→ **Task objective**
Pictures are not part of the copy; repeat everything else in the records exactly.

Start of Records for this task

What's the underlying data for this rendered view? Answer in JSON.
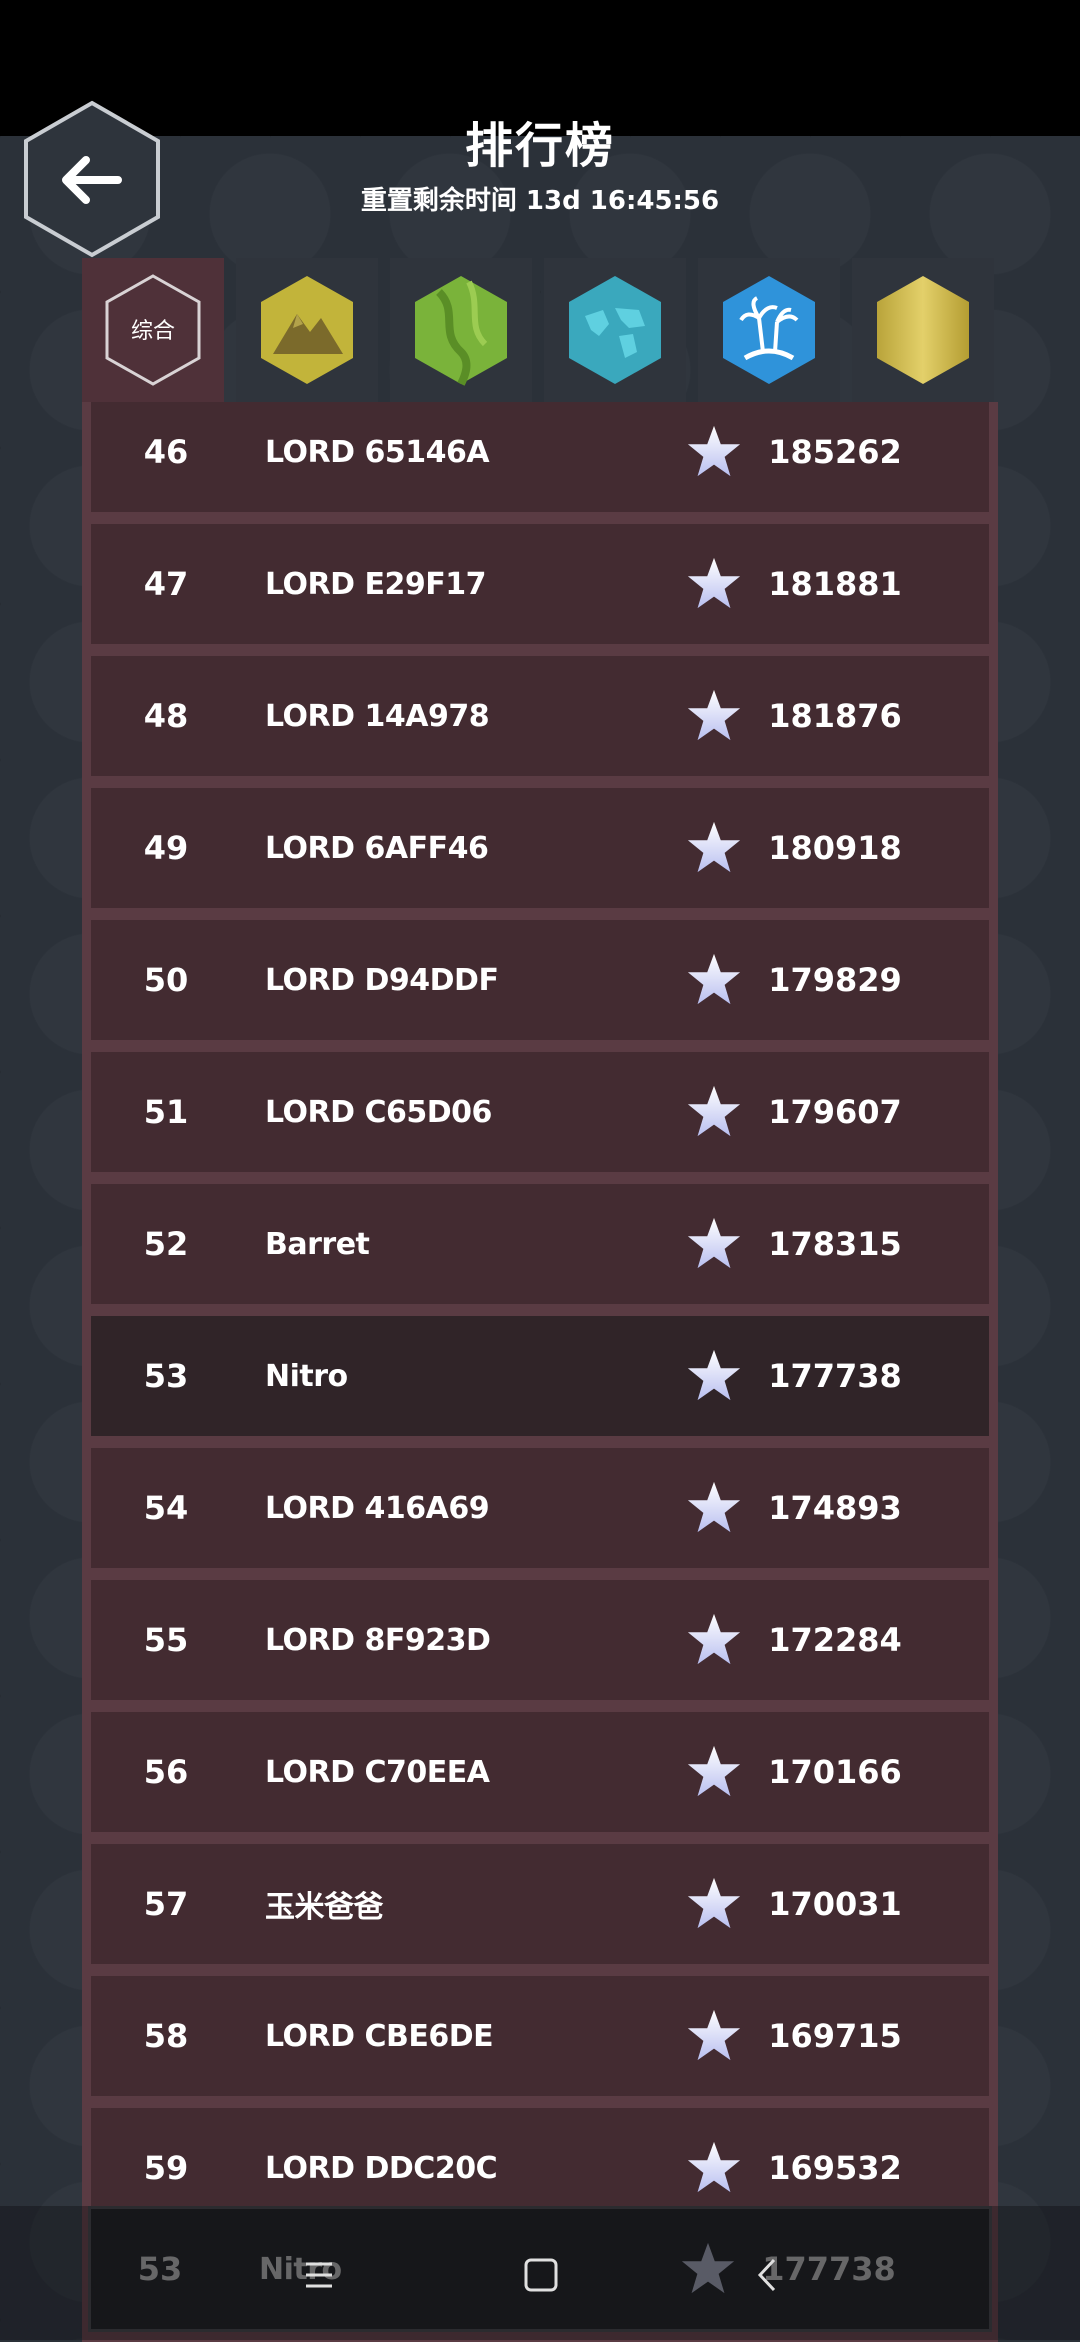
{
  "header": {
    "title": "排行榜",
    "reset_label": "重置剩余时间 13d 16:45:56"
  },
  "tabs": [
    {
      "label": "综合",
      "icon": "overall-hex-icon",
      "active": true
    },
    {
      "icon": "mountain-hex-icon"
    },
    {
      "icon": "grassland-hex-icon"
    },
    {
      "icon": "world-map-hex-icon"
    },
    {
      "icon": "palm-island-hex-icon"
    },
    {
      "icon": "gold-hex-icon"
    }
  ],
  "rows": [
    {
      "rank": "46",
      "name": "LORD 65146A",
      "score": "185262"
    },
    {
      "rank": "47",
      "name": "LORD E29F17",
      "score": "181881"
    },
    {
      "rank": "48",
      "name": "LORD 14A978",
      "score": "181876"
    },
    {
      "rank": "49",
      "name": "LORD 6AFF46",
      "score": "180918"
    },
    {
      "rank": "50",
      "name": "LORD D94DDF",
      "score": "179829"
    },
    {
      "rank": "51",
      "name": "LORD C65D06",
      "score": "179607"
    },
    {
      "rank": "52",
      "name": "Barret",
      "score": "178315"
    },
    {
      "rank": "53",
      "name": "Nitro",
      "score": "177738",
      "current": true
    },
    {
      "rank": "54",
      "name": "LORD 416A69",
      "score": "174893"
    },
    {
      "rank": "55",
      "name": "LORD 8F923D",
      "score": "172284"
    },
    {
      "rank": "56",
      "name": "LORD C70EEA",
      "score": "170166"
    },
    {
      "rank": "57",
      "name": "玉米爸爸",
      "score": "170031"
    },
    {
      "rank": "58",
      "name": "LORD CBE6DE",
      "score": "169715"
    },
    {
      "rank": "59",
      "name": "LORD DDC20C",
      "score": "169532"
    }
  ],
  "current_player": {
    "rank": "53",
    "name": "Nitro",
    "score": "177738"
  },
  "colors": {
    "panel": "#5a3b43",
    "row": "#432b31",
    "current_row": "#302428",
    "background": "#2b3139"
  }
}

End of Records for this task

→ **The completed task**
What's the underlying data for this rendered view? Answer in JSON.
{
  "header": {
    "title": "排行榜",
    "reset_label": "重置剩余时间 13d 16:45:56"
  },
  "tabs": [
    {
      "label": "综合",
      "icon": "overall-hex-icon",
      "active": true
    },
    {
      "icon": "mountain-hex-icon"
    },
    {
      "icon": "grassland-hex-icon"
    },
    {
      "icon": "world-map-hex-icon"
    },
    {
      "icon": "palm-island-hex-icon"
    },
    {
      "icon": "gold-hex-icon"
    }
  ],
  "rows": [
    {
      "rank": "46",
      "name": "LORD 65146A",
      "score": "185262"
    },
    {
      "rank": "47",
      "name": "LORD E29F17",
      "score": "181881"
    },
    {
      "rank": "48",
      "name": "LORD 14A978",
      "score": "181876"
    },
    {
      "rank": "49",
      "name": "LORD 6AFF46",
      "score": "180918"
    },
    {
      "rank": "50",
      "name": "LORD D94DDF",
      "score": "179829"
    },
    {
      "rank": "51",
      "name": "LORD C65D06",
      "score": "179607"
    },
    {
      "rank": "52",
      "name": "Barret",
      "score": "178315"
    },
    {
      "rank": "53",
      "name": "Nitro",
      "score": "177738",
      "current": true
    },
    {
      "rank": "54",
      "name": "LORD 416A69",
      "score": "174893"
    },
    {
      "rank": "55",
      "name": "LORD 8F923D",
      "score": "172284"
    },
    {
      "rank": "56",
      "name": "LORD C70EEA",
      "score": "170166"
    },
    {
      "rank": "57",
      "name": "玉米爸爸",
      "score": "170031"
    },
    {
      "rank": "58",
      "name": "LORD CBE6DE",
      "score": "169715"
    },
    {
      "rank": "59",
      "name": "LORD DDC20C",
      "score": "169532"
    }
  ],
  "current_player": {
    "rank": "53",
    "name": "Nitro",
    "score": "177738"
  },
  "colors": {
    "panel": "#5a3b43",
    "row": "#432b31",
    "current_row": "#302428",
    "background": "#2b3139"
  }
}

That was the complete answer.